__WORK TO BE COMPLETED__.
Copy out every line of the data below, changing nothing.

__THE INPUT__.
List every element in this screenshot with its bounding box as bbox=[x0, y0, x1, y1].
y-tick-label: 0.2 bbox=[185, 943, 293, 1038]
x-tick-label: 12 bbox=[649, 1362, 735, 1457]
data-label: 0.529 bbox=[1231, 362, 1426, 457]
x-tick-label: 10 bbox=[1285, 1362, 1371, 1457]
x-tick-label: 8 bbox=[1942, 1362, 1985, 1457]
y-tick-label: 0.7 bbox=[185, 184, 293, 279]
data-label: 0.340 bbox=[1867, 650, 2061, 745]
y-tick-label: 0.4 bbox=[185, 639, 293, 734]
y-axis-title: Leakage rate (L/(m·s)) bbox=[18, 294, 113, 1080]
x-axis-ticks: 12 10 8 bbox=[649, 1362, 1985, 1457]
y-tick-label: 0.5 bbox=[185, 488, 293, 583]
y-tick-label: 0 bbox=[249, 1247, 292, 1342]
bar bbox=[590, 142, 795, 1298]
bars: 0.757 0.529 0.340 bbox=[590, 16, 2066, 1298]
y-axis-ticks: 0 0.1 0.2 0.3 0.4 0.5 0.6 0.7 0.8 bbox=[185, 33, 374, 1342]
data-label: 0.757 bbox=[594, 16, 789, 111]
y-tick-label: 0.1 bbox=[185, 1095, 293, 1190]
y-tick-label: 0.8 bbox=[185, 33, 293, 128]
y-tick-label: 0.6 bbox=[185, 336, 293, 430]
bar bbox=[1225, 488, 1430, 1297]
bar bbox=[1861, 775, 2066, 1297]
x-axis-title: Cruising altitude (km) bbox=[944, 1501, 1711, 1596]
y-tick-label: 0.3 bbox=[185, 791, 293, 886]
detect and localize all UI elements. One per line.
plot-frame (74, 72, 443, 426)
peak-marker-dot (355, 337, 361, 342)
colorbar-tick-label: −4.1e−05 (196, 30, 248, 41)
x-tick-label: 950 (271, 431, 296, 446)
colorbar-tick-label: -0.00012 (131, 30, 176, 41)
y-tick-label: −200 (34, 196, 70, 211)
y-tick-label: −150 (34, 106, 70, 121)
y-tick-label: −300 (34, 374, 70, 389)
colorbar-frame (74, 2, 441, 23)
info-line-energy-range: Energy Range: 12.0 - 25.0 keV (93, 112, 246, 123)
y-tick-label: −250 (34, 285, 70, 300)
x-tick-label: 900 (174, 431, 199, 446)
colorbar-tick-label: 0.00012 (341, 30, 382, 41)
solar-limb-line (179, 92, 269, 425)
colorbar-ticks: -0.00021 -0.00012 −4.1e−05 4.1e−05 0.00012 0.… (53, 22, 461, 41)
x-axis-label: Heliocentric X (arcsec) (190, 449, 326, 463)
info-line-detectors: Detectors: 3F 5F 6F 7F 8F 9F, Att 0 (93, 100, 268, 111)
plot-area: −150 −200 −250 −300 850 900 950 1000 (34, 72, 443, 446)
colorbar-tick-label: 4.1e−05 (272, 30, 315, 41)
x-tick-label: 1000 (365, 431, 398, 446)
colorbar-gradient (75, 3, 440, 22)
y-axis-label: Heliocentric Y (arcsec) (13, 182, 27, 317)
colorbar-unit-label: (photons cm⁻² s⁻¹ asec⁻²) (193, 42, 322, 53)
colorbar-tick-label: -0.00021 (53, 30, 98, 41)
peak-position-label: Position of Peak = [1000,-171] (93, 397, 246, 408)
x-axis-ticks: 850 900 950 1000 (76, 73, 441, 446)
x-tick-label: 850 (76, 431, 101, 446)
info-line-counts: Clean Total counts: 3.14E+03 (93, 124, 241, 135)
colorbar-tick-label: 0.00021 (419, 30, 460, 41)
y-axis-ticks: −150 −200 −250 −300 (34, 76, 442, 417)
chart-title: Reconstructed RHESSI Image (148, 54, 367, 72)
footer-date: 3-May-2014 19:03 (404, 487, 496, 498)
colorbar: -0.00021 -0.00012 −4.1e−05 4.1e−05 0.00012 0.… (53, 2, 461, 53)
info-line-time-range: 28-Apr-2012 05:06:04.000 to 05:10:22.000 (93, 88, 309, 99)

__FULL ANSWER__.
List every element in this screenshot with its bounding box as bbox=[x0, y0, x1, y1].
y-tick-label: 0.2 bbox=[185, 943, 293, 1038]
x-tick-label: 12 bbox=[649, 1362, 735, 1457]
data-label: 0.529 bbox=[1231, 362, 1426, 457]
x-tick-label: 10 bbox=[1285, 1362, 1371, 1457]
x-tick-label: 8 bbox=[1942, 1362, 1985, 1457]
y-tick-label: 0.7 bbox=[185, 184, 293, 279]
data-label: 0.340 bbox=[1867, 650, 2061, 745]
y-tick-label: 0.4 bbox=[185, 639, 293, 734]
y-axis-title: Leakage rate (L/(m·s)) bbox=[18, 294, 113, 1080]
x-axis-ticks: 12 10 8 bbox=[649, 1362, 1985, 1457]
y-tick-label: 0.5 bbox=[185, 488, 293, 583]
y-tick-label: 0 bbox=[249, 1247, 292, 1342]
bar bbox=[590, 142, 795, 1298]
bars: 0.757 0.529 0.340 bbox=[590, 16, 2066, 1298]
y-axis-ticks: 0 0.1 0.2 0.3 0.4 0.5 0.6 0.7 0.8 bbox=[185, 33, 374, 1342]
data-label: 0.757 bbox=[594, 16, 789, 111]
y-tick-label: 0.1 bbox=[185, 1095, 293, 1190]
y-tick-label: 0.8 bbox=[185, 33, 293, 128]
y-tick-label: 0.6 bbox=[185, 336, 293, 430]
bar bbox=[1225, 488, 1430, 1297]
bar bbox=[1861, 775, 2066, 1297]
x-axis-title: Cruising altitude (km) bbox=[944, 1501, 1711, 1596]
y-tick-label: 0.3 bbox=[185, 791, 293, 886]
detect and localize all UI elements. One per line.
plot-frame (74, 72, 443, 426)
peak-marker-dot (355, 337, 361, 342)
colorbar-tick-label: −4.1e−05 (196, 30, 248, 41)
x-tick-label: 950 (271, 431, 296, 446)
colorbar-tick-label: -0.00012 (131, 30, 176, 41)
y-tick-label: −200 (34, 196, 70, 211)
y-tick-label: −150 (34, 106, 70, 121)
y-tick-label: −300 (34, 374, 70, 389)
colorbar-frame (74, 2, 441, 23)
info-line-energy-range: Energy Range: 12.0 - 25.0 keV (93, 112, 246, 123)
y-tick-label: −250 (34, 285, 70, 300)
x-tick-label: 900 (174, 431, 199, 446)
colorbar-tick-label: 0.00012 (341, 30, 382, 41)
solar-limb-line (179, 92, 269, 425)
colorbar-ticks: -0.00021 -0.00012 −4.1e−05 4.1e−05 0.00012 0.… (53, 22, 461, 41)
x-axis-label: Heliocentric X (arcsec) (190, 449, 326, 463)
info-line-detectors: Detectors: 3F 5F 6F 7F 8F 9F, Att 0 (93, 100, 268, 111)
plot-area: −150 −200 −250 −300 850 900 950 1000 (34, 72, 443, 446)
colorbar-tick-label: 4.1e−05 (272, 30, 315, 41)
x-tick-label: 1000 (365, 431, 398, 446)
colorbar-gradient (75, 3, 440, 22)
y-axis-label: Heliocentric Y (arcsec) (13, 182, 27, 317)
colorbar-unit-label: (photons cm⁻² s⁻¹ asec⁻²) (193, 42, 322, 53)
colorbar-tick-label: -0.00021 (53, 30, 98, 41)
peak-position-label: Position of Peak = [1000,-171] (93, 397, 246, 408)
x-axis-ticks: 850 900 950 1000 (76, 73, 441, 446)
x-tick-label: 850 (76, 431, 101, 446)
info-line-counts: Clean Total counts: 3.14E+03 (93, 124, 241, 135)
colorbar-tick-label: 0.00021 (419, 30, 460, 41)
y-axis-ticks: −150 −200 −250 −300 (34, 76, 442, 417)
chart-title: Reconstructed RHESSI Image (148, 54, 367, 72)
footer-date: 3-May-2014 19:03 (404, 487, 496, 498)
colorbar: -0.00021 -0.00012 −4.1e−05 4.1e−05 0.00012 0.… (53, 2, 461, 53)
info-line-time-range: 28-Apr-2012 05:06:04.000 to 05:10:22.000 (93, 88, 309, 99)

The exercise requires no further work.